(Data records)

>> Start

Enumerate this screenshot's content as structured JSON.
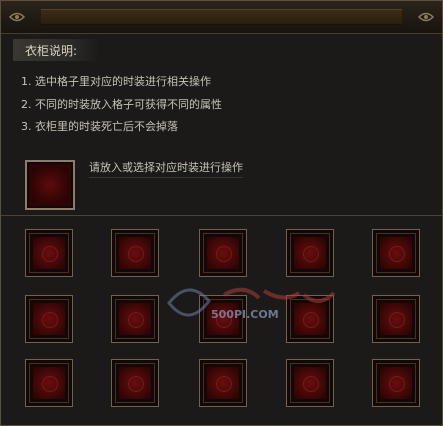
{
  "header": {
    "title": "衣柜说明:"
  },
  "instructions": [
    "1. 选中格子里对应的时装进行相关操作",
    "2. 不同的时装放入格子可获得不同的属性",
    "3. 衣柜里的时装死亡后不会掉落"
  ],
  "prompt": {
    "text": "请放入或选择对应时装进行操作"
  },
  "watermark": {
    "text": "500PI.COM"
  },
  "grid": {
    "rows": 3,
    "cols": 5
  },
  "colors": {
    "frame": "#6e6251",
    "slot_red": "#5c0c0c",
    "background": "#1b1a19",
    "text": "#c8c2b7"
  }
}
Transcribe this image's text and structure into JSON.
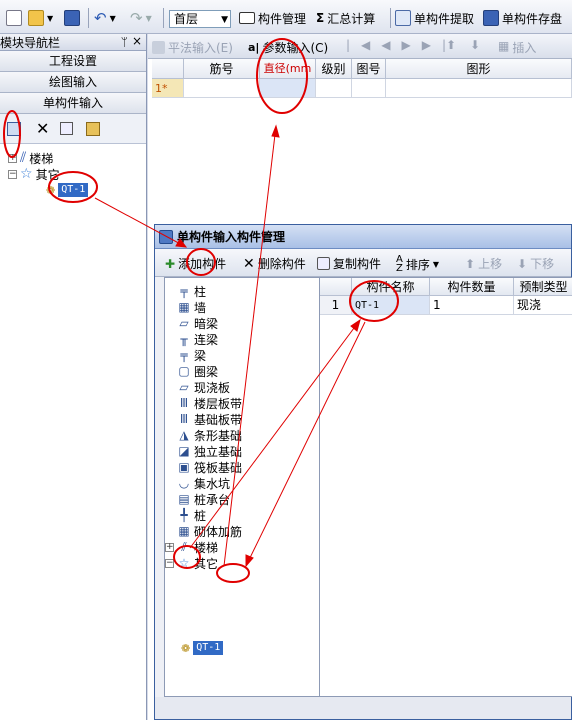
{
  "toolbar": {
    "floor_value": "首层",
    "component_manage": "构件管理",
    "sum_calc": "汇总计算",
    "single_extract": "单构件提取",
    "single_save": "单构件存盘"
  },
  "sidebar": {
    "title": "模块导航栏",
    "pin": "ᛘ",
    "close": "×",
    "nav_project_settings": "工程设置",
    "nav_drawing_input": "绘图输入",
    "nav_single_input": "单构件输入",
    "tree_stairs": "楼梯",
    "tree_other": "其它",
    "tree_item": "QT-1"
  },
  "main": {
    "toolbar_flat_input": "平法输入(E)",
    "toolbar_param_input": "参数输入(C)",
    "toolbar_insert": "插入",
    "columns": [
      "",
      "筋号",
      "直径(mm",
      "级别",
      "图号",
      "图形"
    ],
    "row1_index": "1*"
  },
  "dialog": {
    "title": "单构件输入构件管理",
    "add": "添加构件",
    "delete": "删除构件",
    "copy": "复制构件",
    "sort": "排序",
    "up": "上移",
    "down": "下移",
    "types": [
      "柱",
      "墙",
      "暗梁",
      "连梁",
      "梁",
      "圈梁",
      "现浇板",
      "楼层板带",
      "基础板带",
      "条形基础",
      "独立基础",
      "筏板基础",
      "集水坑",
      "桩承台",
      "桩",
      "砌体加筋",
      "楼梯",
      "其它"
    ],
    "tree_item": "QT-1",
    "grid_headers": [
      "",
      "构件名称",
      "构件数量",
      "预制类型"
    ],
    "row": {
      "index": "1",
      "name": "QT-1",
      "count": "1",
      "type": "现浇"
    }
  },
  "colors": {
    "annotation": "#e00000",
    "selection": "#316ac5"
  }
}
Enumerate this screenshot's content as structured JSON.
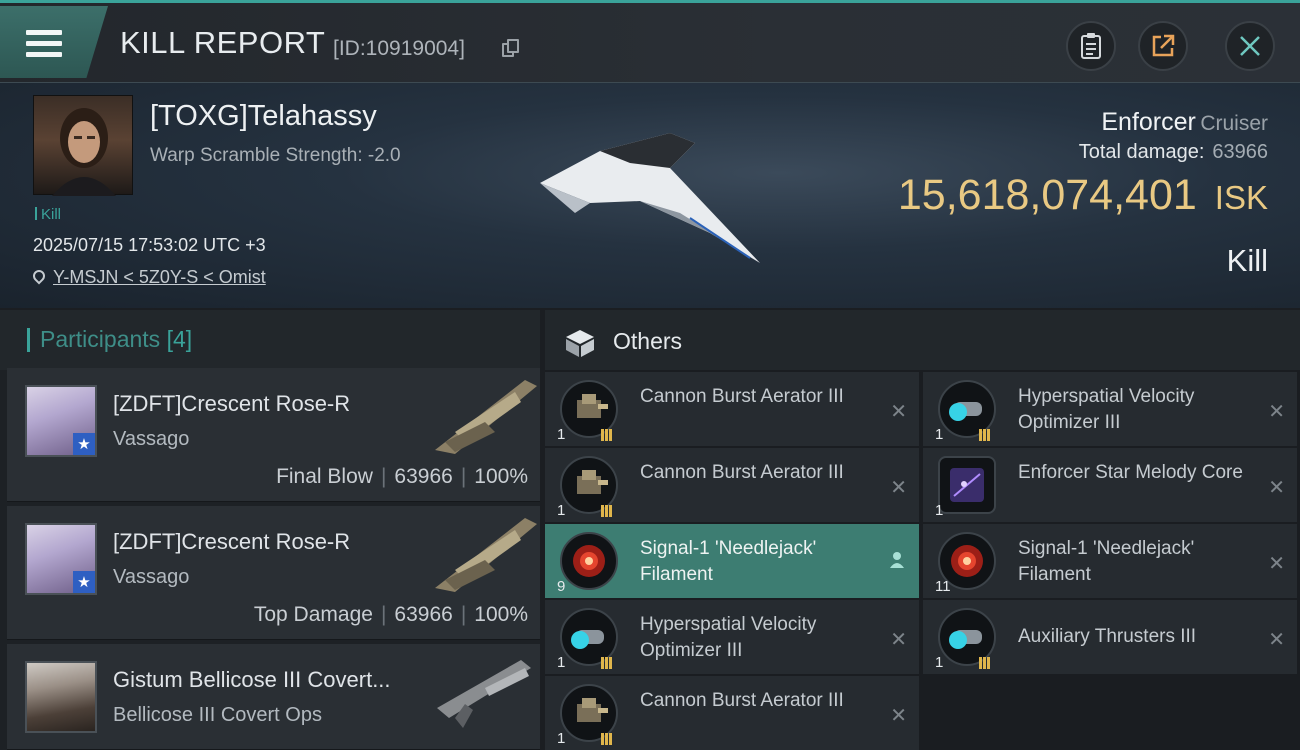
{
  "header": {
    "title": "KILL REPORT",
    "report_id": "[ID:10919004]"
  },
  "victim": {
    "name": "[TOXG]Telahassy",
    "warp_scramble": "Warp Scramble Strength: -2.0",
    "tag": "Kill",
    "datetime": "2025/07/15 17:53:02 UTC +3",
    "location": "Y-MSJN < 5Z0Y-S < Omist",
    "ship_name": "Enforcer",
    "ship_class": "Cruiser",
    "total_damage_label": "Total damage:",
    "total_damage": "63966",
    "isk_value": "15,618,074,401",
    "isk_unit": "ISK",
    "result": "Kill"
  },
  "participants": {
    "label": "Participants",
    "count": "[4]",
    "items": [
      {
        "name": "[ZDFT]Crescent Rose-R",
        "ship": "Vassago",
        "role": "Final Blow",
        "damage": "63966",
        "percent": "100%"
      },
      {
        "name": "[ZDFT]Crescent Rose-R",
        "ship": "Vassago",
        "role": "Top Damage",
        "damage": "63966",
        "percent": "100%"
      },
      {
        "name": "Gistum Bellicose III Covert...",
        "ship": "Bellicose III Covert Ops"
      }
    ]
  },
  "others": {
    "title": "Others",
    "left": [
      {
        "name": "Cannon Burst Aerator III",
        "qty": "1",
        "icon": "weapon-module-icon"
      },
      {
        "name": "Cannon Burst Aerator III",
        "qty": "1",
        "icon": "weapon-module-icon"
      },
      {
        "name": "Signal-1 'Needlejack' Filament",
        "qty": "9",
        "icon": "filament-icon"
      },
      {
        "name": "Hyperspatial Velocity Optimizer III",
        "qty": "1",
        "icon": "thruster-module-icon"
      },
      {
        "name": "Cannon Burst Aerator III",
        "qty": "1",
        "icon": "weapon-module-icon"
      }
    ],
    "right": [
      {
        "name": "Hyperspatial Velocity Optimizer III",
        "qty": "1",
        "icon": "thruster-module-icon"
      },
      {
        "name": "Enforcer Star Melody Core",
        "qty": "1",
        "icon": "core-icon"
      },
      {
        "name": "Signal-1 'Needlejack' Filament",
        "qty": "11",
        "icon": "filament-icon"
      },
      {
        "name": "Auxiliary Thrusters III",
        "qty": "1",
        "icon": "thruster-module-icon"
      }
    ]
  },
  "colors": {
    "accent": "#3aa39a",
    "isk_gold": "#e9c983",
    "highlight_row": "#3d7d72"
  }
}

>> End

[What the task asks] All records above are to be printed exactly, minus the pictures they contain.

[Full response]
Enumerate this screenshot's content as structured JSON.
{
  "header": {
    "title": "衣柜说明:"
  },
  "instructions": [
    "1. 选中格子里对应的时装进行相关操作",
    "2. 不同的时装放入格子可获得不同的属性",
    "3. 衣柜里的时装死亡后不会掉落"
  ],
  "prompt": {
    "text": "请放入或选择对应时装进行操作"
  },
  "watermark": {
    "text": "500PI.COM"
  },
  "grid": {
    "rows": 3,
    "cols": 5
  },
  "colors": {
    "frame": "#6e6251",
    "slot_red": "#5c0c0c",
    "background": "#1b1a19",
    "text": "#c8c2b7"
  }
}
Transcribe this image's text and structure into JSON.
{
  "toolbar": {
    "floor_value": "首层",
    "component_manage": "构件管理",
    "sum_calc": "汇总计算",
    "single_extract": "单构件提取",
    "single_save": "单构件存盘"
  },
  "sidebar": {
    "title": "模块导航栏",
    "pin": "ᛘ",
    "close": "×",
    "nav_project_settings": "工程设置",
    "nav_drawing_input": "绘图输入",
    "nav_single_input": "单构件输入",
    "tree_stairs": "楼梯",
    "tree_other": "其它",
    "tree_item": "QT-1"
  },
  "main": {
    "toolbar_flat_input": "平法输入(E)",
    "toolbar_param_input": "参数输入(C)",
    "toolbar_insert": "插入",
    "columns": [
      "",
      "筋号",
      "直径(mm",
      "级别",
      "图号",
      "图形"
    ],
    "row1_index": "1*"
  },
  "dialog": {
    "title": "单构件输入构件管理",
    "add": "添加构件",
    "delete": "删除构件",
    "copy": "复制构件",
    "sort": "排序",
    "up": "上移",
    "down": "下移",
    "types": [
      "柱",
      "墙",
      "暗梁",
      "连梁",
      "梁",
      "圈梁",
      "现浇板",
      "楼层板带",
      "基础板带",
      "条形基础",
      "独立基础",
      "筏板基础",
      "集水坑",
      "桩承台",
      "桩",
      "砌体加筋",
      "楼梯",
      "其它"
    ],
    "tree_item": "QT-1",
    "grid_headers": [
      "",
      "构件名称",
      "构件数量",
      "预制类型"
    ],
    "row": {
      "index": "1",
      "name": "QT-1",
      "count": "1",
      "type": "现浇"
    }
  },
  "colors": {
    "annotation": "#e00000",
    "selection": "#316ac5"
  }
}
Enumerate this screenshot's content as structured JSON.
{
  "header": {
    "title": "KILL REPORT",
    "report_id": "[ID:10919004]"
  },
  "victim": {
    "name": "[TOXG]Telahassy",
    "warp_scramble": "Warp Scramble Strength: -2.0",
    "tag": "Kill",
    "datetime": "2025/07/15 17:53:02 UTC +3",
    "location": "Y-MSJN < 5Z0Y-S < Omist",
    "ship_name": "Enforcer",
    "ship_class": "Cruiser",
    "total_damage_label": "Total damage:",
    "total_damage": "63966",
    "isk_value": "15,618,074,401",
    "isk_unit": "ISK",
    "result": "Kill"
  },
  "participants": {
    "label": "Participants",
    "count": "[4]",
    "items": [
      {
        "name": "[ZDFT]Crescent Rose-R",
        "ship": "Vassago",
        "role": "Final Blow",
        "damage": "63966",
        "percent": "100%"
      },
      {
        "name": "[ZDFT]Crescent Rose-R",
        "ship": "Vassago",
        "role": "Top Damage",
        "damage": "63966",
        "percent": "100%"
      },
      {
        "name": "Gistum Bellicose III Covert...",
        "ship": "Bellicose III Covert Ops"
      }
    ]
  },
  "others": {
    "title": "Others",
    "left": [
      {
        "name": "Cannon Burst Aerator III",
        "qty": "1",
        "icon": "weapon-module-icon"
      },
      {
        "name": "Cannon Burst Aerator III",
        "qty": "1",
        "icon": "weapon-module-icon"
      },
      {
        "name": "Signal-1 'Needlejack' Filament",
        "qty": "9",
        "icon": "filament-icon"
      },
      {
        "name": "Hyperspatial Velocity Optimizer III",
        "qty": "1",
        "icon": "thruster-module-icon"
      },
      {
        "name": "Cannon Burst Aerator III",
        "qty": "1",
        "icon": "weapon-module-icon"
      }
    ],
    "right": [
      {
        "name": "Hyperspatial Velocity Optimizer III",
        "qty": "1",
        "icon": "thruster-module-icon"
      },
      {
        "name": "Enforcer Star Melody Core",
        "qty": "1",
        "icon": "core-icon"
      },
      {
        "name": "Signal-1 'Needlejack' Filament",
        "qty": "11",
        "icon": "filament-icon"
      },
      {
        "name": "Auxiliary Thrusters III",
        "qty": "1",
        "icon": "thruster-module-icon"
      }
    ]
  },
  "colors": {
    "accent": "#3aa39a",
    "isk_gold": "#e9c983",
    "highlight_row": "#3d7d72"
  }
}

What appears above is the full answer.